Provided text
ClickHouse® Replication problems

Finding and troubleshooting problems in the replication_queue

Common problems & solutions

  • If the replication queue does not have any Exceptions only postponed reasons without exceptions just leave ClickHouse® do Merges/Mutations and it will eventually catch up and reduce the number of tasks in replication_queue. Number of concurrent merges and fetches can be tuned but if it is done without an analysis of your workload then you may end up in a worse situation. If Delay in queue is going up actions may be needed:

  • First simplest approach: try to SYSTEM RESTART REPLICA db.table (This will DETACH/ATTACH table internally)

How to check for replication problems

  1. Check system.replicas first, cluster-wide. It allows to check if the problem is local to some replica or global, and allows to see the exception. allows to answer the following questions:

    • Are there any ReadOnly replicas?
    • Is there the connection to zookeeper active?
    • Is there the exception during table init? (Code: 999. Coordination::Exception: Transaction failed (No node): Op #1)
  2. Check system.replication_queue.

    • How many tasks there / are they moving / are there some very old tasks there? (check created_time column, if tasks are 24h old, it is a sign of a problem):
    • You can use this qkb article query: https://kb.altinity.com/altinity-kb-setup-and-maintenance/altinity-kb-replication-queue/
    • Check if there are tasks with a high number of num_tries or num_postponed and postponed_reason this is a sign of stuck tasks.
    • Check the problematic parts affecting the stuck tasks. You can use columns new_part_name or parts_to_merge
    • Check which type is the task. If it is MUTATE_PART then it is a mutation task. If it is MERGE_PARTS then it is a merge task. These tasks can be deleted from the replication queue but GET_PARTS should not be deleted.
  3. Check system.errors

  4. Check system.mutations:

    • You can check that in the replication queue are stuck tasks of type MUTATE_PART, and that those mutations are still executing system.mutations using column is_done
  5. Find the moment when the problem started and collect/analyze / preserve logs from that moment. It is usually during the first steps of a restart/crash

  6. Use part_log and system.parts to gather information of the parts related with the stuck tasks in the replication queue:

    • Check if those parts exist and are active from system.parts (use partition_id, name as part and active columns to filter)

Supplied information
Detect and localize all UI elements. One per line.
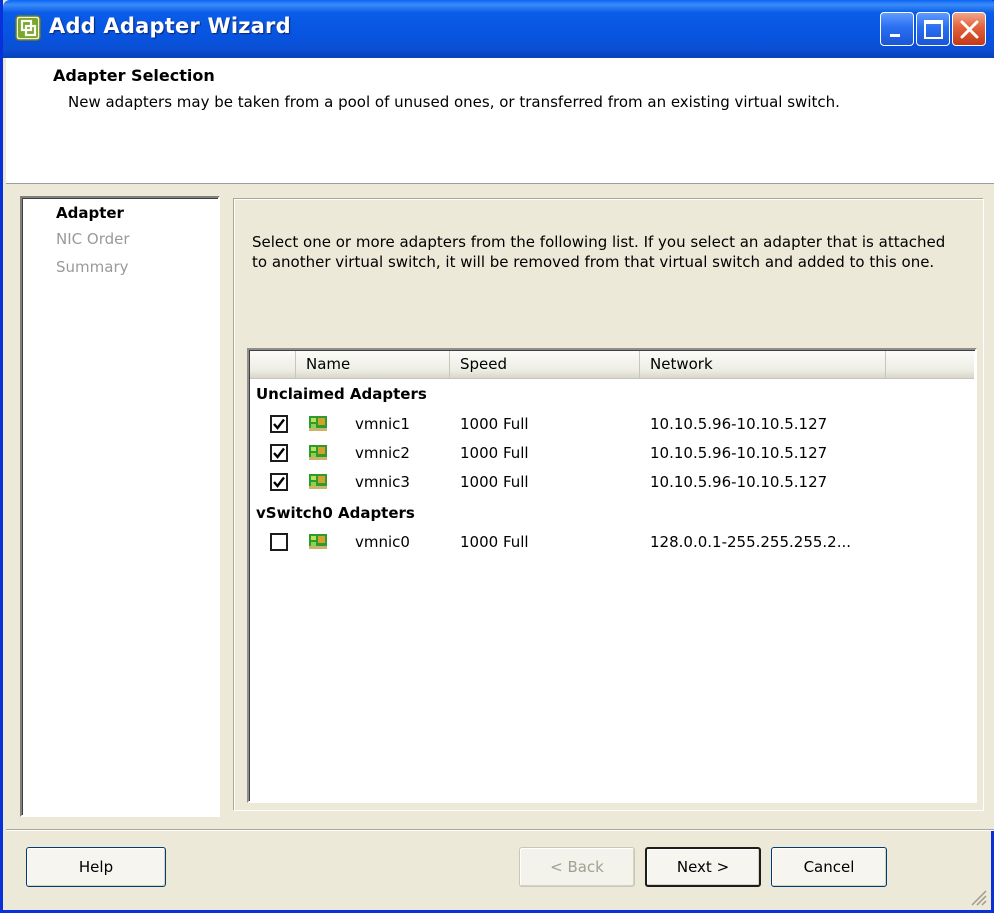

Work to do
- 1) Using the ClickHouse replication page, answer:
(a) What command is given as the first simplest approach?
(b) Which task type should not be deleted from the replication queue?
(c) Which column in system.mutations shows whether mutations are still executing?
- 2) Retype the part of the ClickHouse replication page that begins at the words "6. Use part_log" and stops after "columns to filter)".
None of the tasks draw on the lines.

Results
- 1)
(a) SYSTEM RESTART REPLICA db.table
(b) GET_PARTS
(c) is_done

- 2)
6. Use part_log and system.parts to gather information of the parts related with the stuck tasks in the replication queue:

    • Check if those parts exist and are active from system.parts (use partition_id, name as part and active columns to filter)